What the task asks | Would you write out the entries below, every one of them, exactly?
START
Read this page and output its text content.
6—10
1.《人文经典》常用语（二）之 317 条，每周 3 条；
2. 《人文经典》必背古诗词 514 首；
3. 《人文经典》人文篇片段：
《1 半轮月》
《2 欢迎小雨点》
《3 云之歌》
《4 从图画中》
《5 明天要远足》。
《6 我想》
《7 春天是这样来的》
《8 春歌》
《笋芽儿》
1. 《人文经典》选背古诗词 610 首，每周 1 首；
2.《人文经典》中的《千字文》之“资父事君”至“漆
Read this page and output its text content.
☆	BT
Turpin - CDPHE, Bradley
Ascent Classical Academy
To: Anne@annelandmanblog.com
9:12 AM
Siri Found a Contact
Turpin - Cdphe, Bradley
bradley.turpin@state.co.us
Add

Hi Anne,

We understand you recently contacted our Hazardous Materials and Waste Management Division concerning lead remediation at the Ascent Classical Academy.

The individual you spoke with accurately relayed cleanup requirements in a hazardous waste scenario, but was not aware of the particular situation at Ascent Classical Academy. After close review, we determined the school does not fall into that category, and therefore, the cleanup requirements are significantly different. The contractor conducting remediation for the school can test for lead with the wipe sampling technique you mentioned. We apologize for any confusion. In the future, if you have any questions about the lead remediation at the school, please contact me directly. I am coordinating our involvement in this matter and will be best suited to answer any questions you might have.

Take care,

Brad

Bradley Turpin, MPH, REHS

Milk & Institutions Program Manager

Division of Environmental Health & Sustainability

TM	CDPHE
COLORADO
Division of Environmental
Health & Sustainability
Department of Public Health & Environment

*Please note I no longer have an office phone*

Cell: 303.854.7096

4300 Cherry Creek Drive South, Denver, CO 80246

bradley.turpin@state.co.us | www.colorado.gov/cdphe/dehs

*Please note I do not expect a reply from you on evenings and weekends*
END
Result |
Read this page and output its text content.
6—10
1.《人文经典》常用语（二）之 317 条，每周 3 条；
2. 《人文经典》必背古诗词 514 首；
3. 《人文经典》人文篇片段：
《1 半轮月》
《2 欢迎小雨点》
《3 云之歌》
《4 从图画中》
《5 明天要远足》。
《6 我想》
《7 春天是这样来的》
《8 春歌》
《笋芽儿》
1. 《人文经典》选背古诗词 610 首，每周 1 首；
2.《人文经典》中的《千字文》之“资父事君”至“漆
Read this page and output its text content.
☆	BT
Turpin - CDPHE, Bradley
Ascent Classical Academy
To: Anne@annelandmanblog.com
9:12 AM
Siri Found a Contact
Turpin - Cdphe, Bradley
bradley.turpin@state.co.us
Add

Hi Anne,

We understand you recently contacted our Hazardous Materials and Waste Management Division concerning lead remediation at the Ascent Classical Academy.

The individual you spoke with accurately relayed cleanup requirements in a hazardous waste scenario, but was not aware of the particular situation at Ascent Classical Academy. After close review, we determined the school does not fall into that category, and therefore, the cleanup requirements are significantly different. The contractor conducting remediation for the school can test for lead with the wipe sampling technique you mentioned. We apologize for any confusion. In the future, if you have any questions about the lead remediation at the school, please contact me directly. I am coordinating our involvement in this matter and will be best suited to answer any questions you might have.

Take care,

Brad

Bradley Turpin, MPH, REHS

Milk & Institutions Program Manager

Division of Environmental Health & Sustainability

TM	CDPHE
COLORADO
Division of Environmental
Health & Sustainability
Department of Public Health & Environment

*Please note I no longer have an office phone*

Cell: 303.854.7096

4300 Cherry Creek Drive South, Denver, CO 80246

bradley.turpin@state.co.us | www.colorado.gov/cdphe/dehs

*Please note I do not expect a reply from you on evenings and weekends*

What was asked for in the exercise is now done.